Gather the lines that hold the string "costs".

## Exercise materials
┌────────
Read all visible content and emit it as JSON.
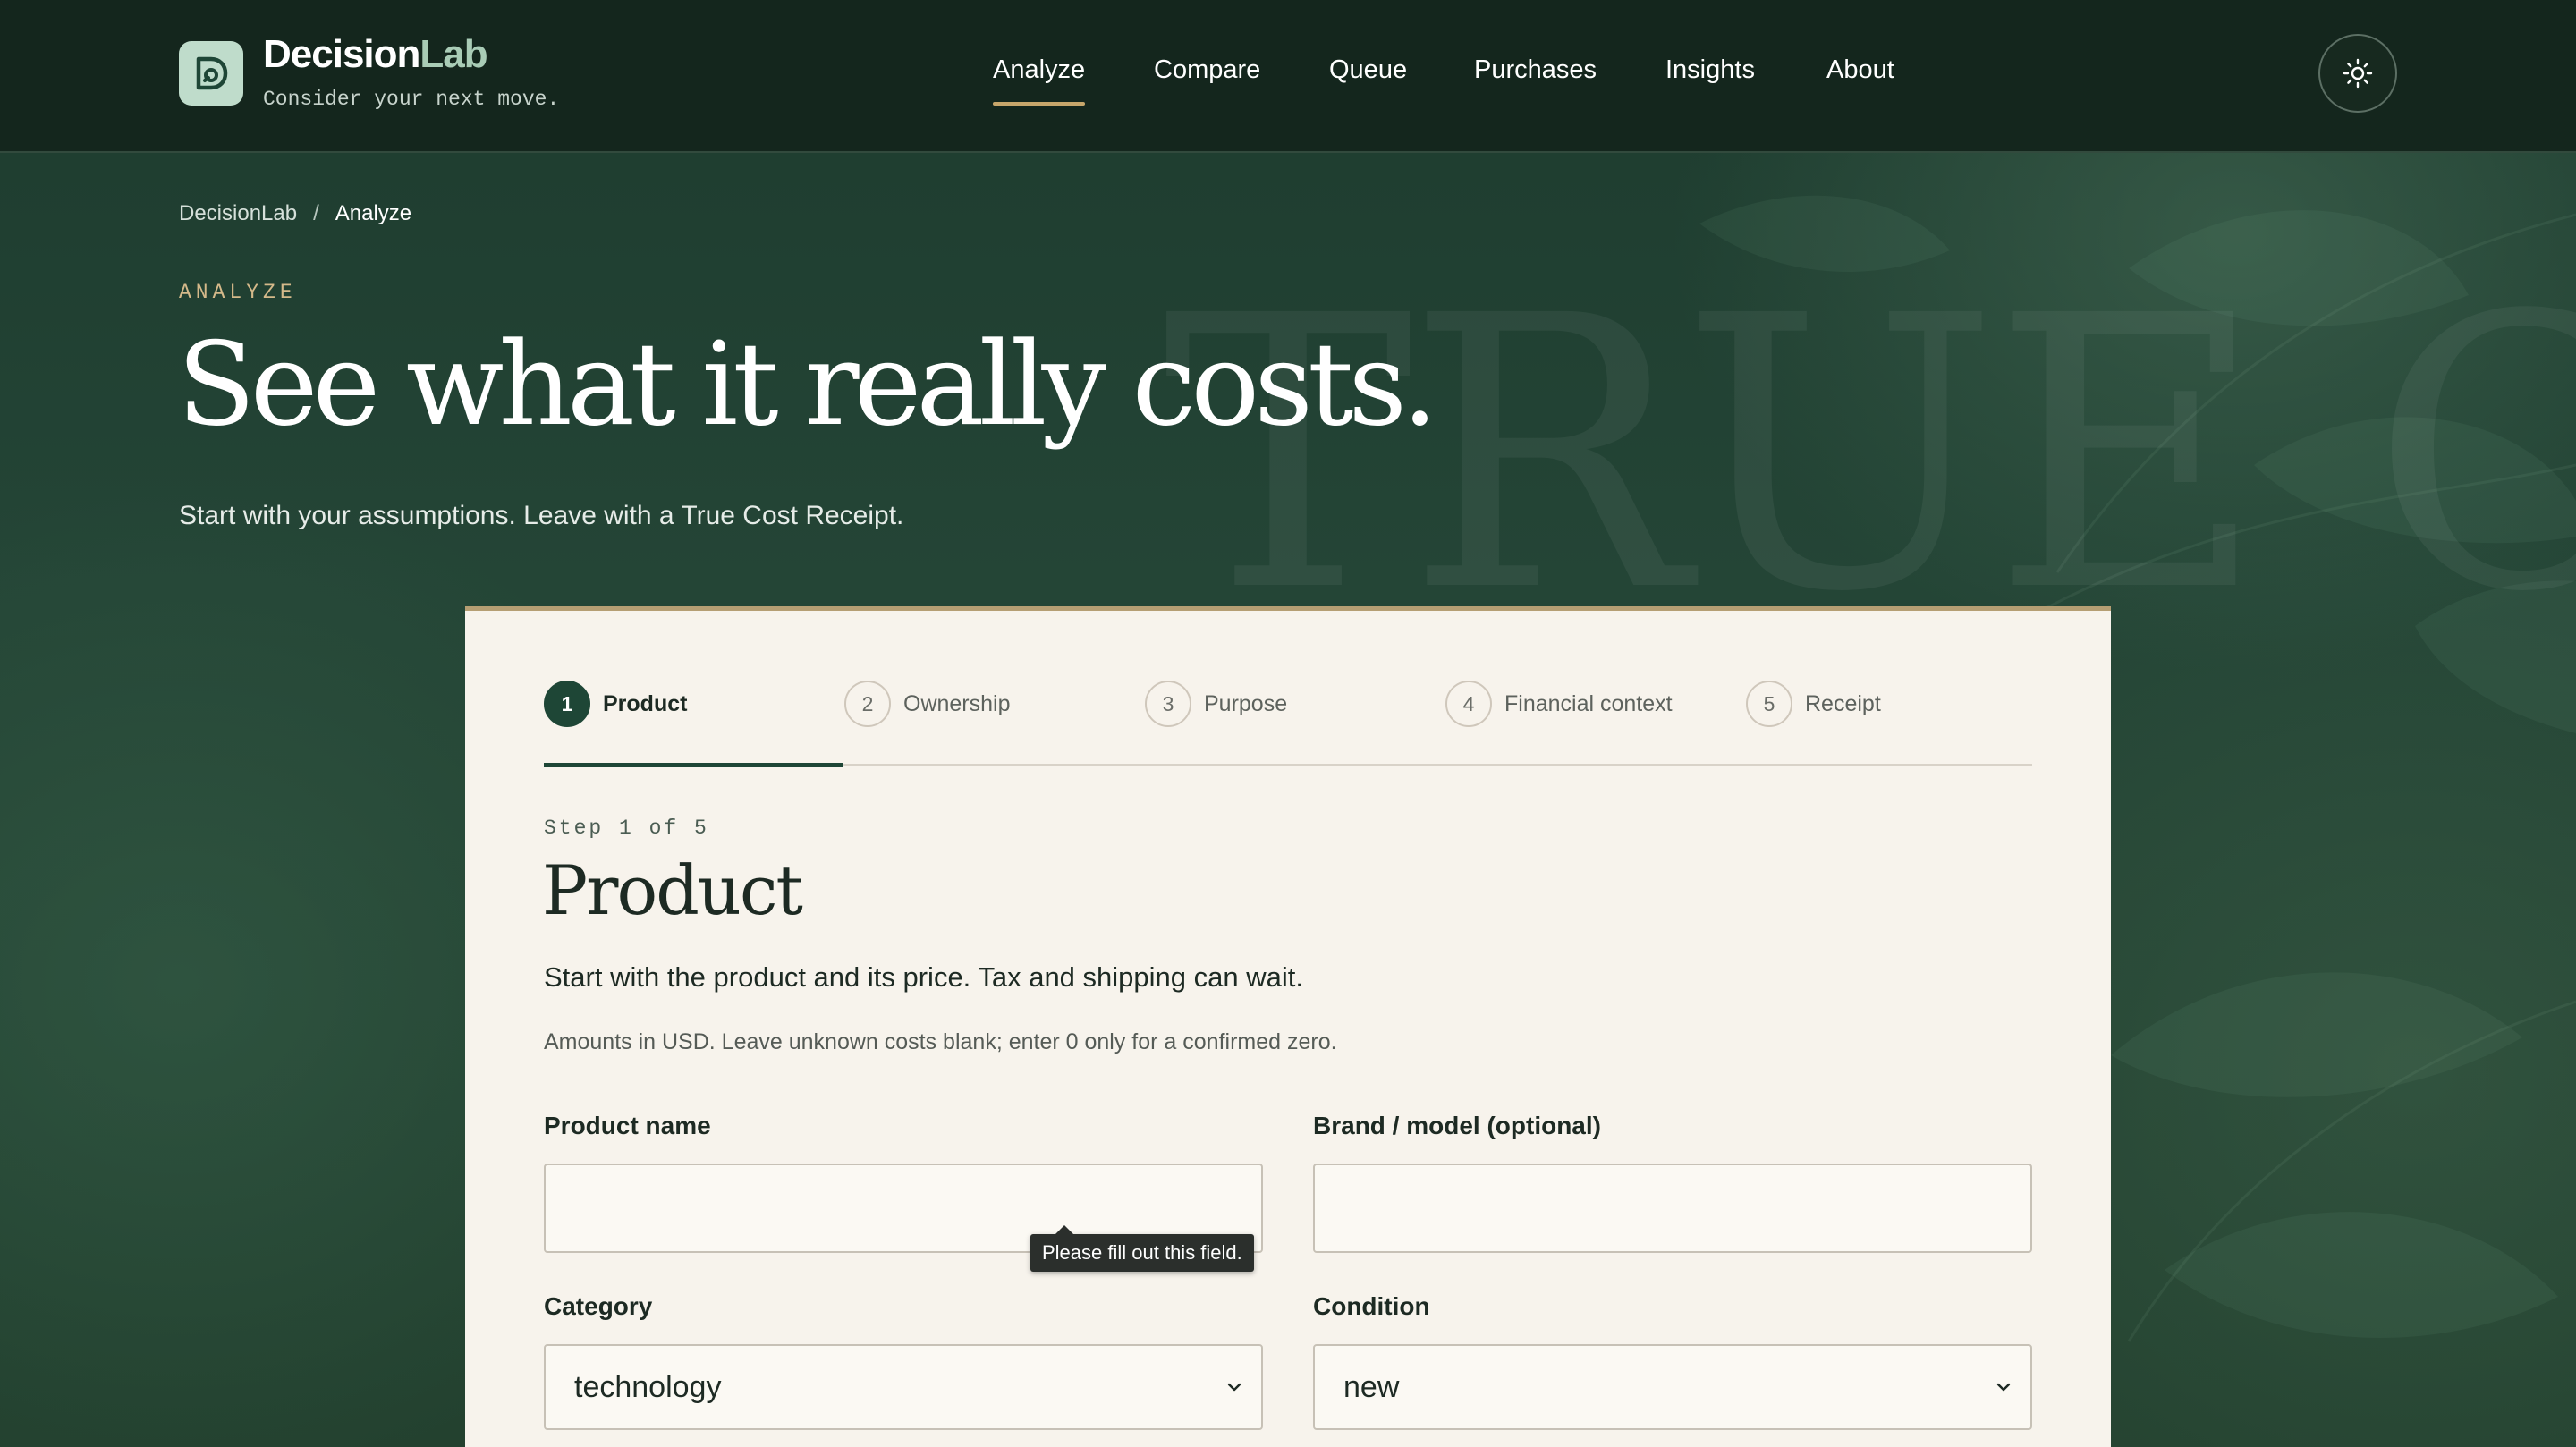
{
  "app": {
    "brand_primary": "Decision",
    "brand_accent": "Lab",
    "tagline": "Consider your next move.",
    "logo_icon": "decisionlab-logo-icon"
  },
  "nav": {
    "items": [
      {
        "label": "Analyze",
        "active": true
      },
      {
        "label": "Compare",
        "active": false
      },
      {
        "label": "Queue",
        "active": false
      },
      {
        "label": "Purchases",
        "active": false
      },
      {
        "label": "Insights",
        "active": false
      },
      {
        "label": "About",
        "active": false
      }
    ],
    "theme_toggle_icon": "sun-icon"
  },
  "breadcrumb": {
    "root": "DecisionLab",
    "separator": "/",
    "current": "Analyze"
  },
  "hero": {
    "eyebrow": "ANALYZE",
    "title": "See what it really costs.",
    "subtitle": "Start with your assumptions. Leave with a True Cost Receipt.",
    "watermark": "TRUE CO"
  },
  "wizard": {
    "steps": [
      {
        "num": "1",
        "label": "Product",
        "active": true
      },
      {
        "num": "2",
        "label": "Ownership",
        "active": false
      },
      {
        "num": "3",
        "label": "Purpose",
        "active": false
      },
      {
        "num": "4",
        "label": "Financial context",
        "active": false
      },
      {
        "num": "5",
        "label": "Receipt",
        "active": false
      }
    ],
    "step_count": "Step 1 of 5",
    "title": "Product",
    "lead": "Start with the product and its price. Tax and shipping can wait.",
    "note": "Amounts in USD. Leave unknown costs blank; enter 0 only for a confirmed zero."
  },
  "form": {
    "product_name": {
      "label": "Product name",
      "value": "",
      "placeholder": ""
    },
    "brand_model": {
      "label": "Brand / model (optional)",
      "value": "",
      "placeholder": ""
    },
    "category": {
      "label": "Category",
      "value": "technology"
    },
    "condition": {
      "label": "Condition",
      "value": "new"
    },
    "validation_tooltip": "Please fill out this field."
  },
  "colors": {
    "header_bg": "#14261d",
    "accent_gold": "#c7a66b",
    "primary_green": "#1e4636",
    "card_bg": "#f7f3ec"
  }
}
└────────
## Task response
    "title": "See what it really costs.",
    "note": "Amounts in USD. Leave unknown costs blank; enter 0 only for a confirmed zero."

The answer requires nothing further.